BEGIN Record excerpts

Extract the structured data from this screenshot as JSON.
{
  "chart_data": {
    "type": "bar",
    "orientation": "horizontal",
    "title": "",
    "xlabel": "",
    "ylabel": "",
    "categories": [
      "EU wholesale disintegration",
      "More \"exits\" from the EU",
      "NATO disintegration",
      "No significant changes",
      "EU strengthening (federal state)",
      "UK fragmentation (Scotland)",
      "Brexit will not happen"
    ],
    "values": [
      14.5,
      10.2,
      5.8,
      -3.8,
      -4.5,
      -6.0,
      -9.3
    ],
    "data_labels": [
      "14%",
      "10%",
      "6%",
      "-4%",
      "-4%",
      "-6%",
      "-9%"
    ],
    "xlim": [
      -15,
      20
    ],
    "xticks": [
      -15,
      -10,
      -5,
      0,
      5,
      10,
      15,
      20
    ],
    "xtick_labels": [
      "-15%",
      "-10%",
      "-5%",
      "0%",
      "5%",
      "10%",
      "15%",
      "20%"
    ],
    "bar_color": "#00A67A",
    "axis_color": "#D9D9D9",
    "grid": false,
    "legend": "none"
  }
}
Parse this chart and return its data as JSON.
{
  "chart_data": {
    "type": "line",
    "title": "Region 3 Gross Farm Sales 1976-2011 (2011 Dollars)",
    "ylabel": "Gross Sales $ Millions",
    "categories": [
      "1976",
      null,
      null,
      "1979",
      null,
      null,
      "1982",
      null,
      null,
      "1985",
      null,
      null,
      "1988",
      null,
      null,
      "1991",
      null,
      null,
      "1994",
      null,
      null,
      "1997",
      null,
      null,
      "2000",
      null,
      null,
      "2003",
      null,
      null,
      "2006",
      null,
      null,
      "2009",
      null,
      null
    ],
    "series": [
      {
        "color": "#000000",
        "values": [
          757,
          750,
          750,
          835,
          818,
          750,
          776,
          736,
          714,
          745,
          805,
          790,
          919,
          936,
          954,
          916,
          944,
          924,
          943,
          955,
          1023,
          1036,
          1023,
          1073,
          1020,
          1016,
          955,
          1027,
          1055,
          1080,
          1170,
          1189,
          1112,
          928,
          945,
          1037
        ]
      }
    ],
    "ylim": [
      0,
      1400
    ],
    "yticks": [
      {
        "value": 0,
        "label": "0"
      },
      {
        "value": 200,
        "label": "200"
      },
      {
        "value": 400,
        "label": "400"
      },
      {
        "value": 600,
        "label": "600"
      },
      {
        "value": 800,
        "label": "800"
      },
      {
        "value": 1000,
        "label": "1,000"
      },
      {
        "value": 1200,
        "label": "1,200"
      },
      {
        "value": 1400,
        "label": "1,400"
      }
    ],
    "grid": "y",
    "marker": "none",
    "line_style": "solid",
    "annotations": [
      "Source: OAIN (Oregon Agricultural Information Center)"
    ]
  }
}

END Record excerpts

Extract every line above exactly as it stands.

• _The output_:
Extract the structured data from this screenshot as JSON.
{
  "chart_data": {
    "type": "bar",
    "orientation": "horizontal",
    "title": "",
    "xlabel": "",
    "ylabel": "",
    "categories": [
      "EU wholesale disintegration",
      "More \"exits\" from the EU",
      "NATO disintegration",
      "No significant changes",
      "EU strengthening (federal state)",
      "UK fragmentation (Scotland)",
      "Brexit will not happen"
    ],
    "values": [
      14.5,
      10.2,
      5.8,
      -3.8,
      -4.5,
      -6.0,
      -9.3
    ],
    "data_labels": [
      "14%",
      "10%",
      "6%",
      "-4%",
      "-4%",
      "-6%",
      "-9%"
    ],
    "xlim": [
      -15,
      20
    ],
    "xticks": [
      -15,
      -10,
      -5,
      0,
      5,
      10,
      15,
      20
    ],
    "xtick_labels": [
      "-15%",
      "-10%",
      "-5%",
      "0%",
      "5%",
      "10%",
      "15%",
      "20%"
    ],
    "bar_color": "#00A67A",
    "axis_color": "#D9D9D9",
    "grid": false,
    "legend": "none"
  }
}
Parse this chart and return its data as JSON.
{
  "chart_data": {
    "type": "line",
    "title": "Region 3 Gross Farm Sales 1976-2011 (2011 Dollars)",
    "ylabel": "Gross Sales $ Millions",
    "categories": [
      "1976",
      null,
      null,
      "1979",
      null,
      null,
      "1982",
      null,
      null,
      "1985",
      null,
      null,
      "1988",
      null,
      null,
      "1991",
      null,
      null,
      "1994",
      null,
      null,
      "1997",
      null,
      null,
      "2000",
      null,
      null,
      "2003",
      null,
      null,
      "2006",
      null,
      null,
      "2009",
      null,
      null
    ],
    "series": [
      {
        "color": "#000000",
        "values": [
          757,
          750,
          750,
          835,
          818,
          750,
          776,
          736,
          714,
          745,
          805,
          790,
          919,
          936,
          954,
          916,
          944,
          924,
          943,
          955,
          1023,
          1036,
          1023,
          1073,
          1020,
          1016,
          955,
          1027,
          1055,
          1080,
          1170,
          1189,
          1112,
          928,
          945,
          1037
        ]
      }
    ],
    "ylim": [
      0,
      1400
    ],
    "yticks": [
      {
        "value": 0,
        "label": "0"
      },
      {
        "value": 200,
        "label": "200"
      },
      {
        "value": 400,
        "label": "400"
      },
      {
        "value": 600,
        "label": "600"
      },
      {
        "value": 800,
        "label": "800"
      },
      {
        "value": 1000,
        "label": "1,000"
      },
      {
        "value": 1200,
        "label": "1,200"
      },
      {
        "value": 1400,
        "label": "1,400"
      }
    ],
    "grid": "y",
    "marker": "none",
    "line_style": "solid",
    "annotations": [
      "Source: OAIN (Oregon Agricultural Information Center)"
    ]
  }
}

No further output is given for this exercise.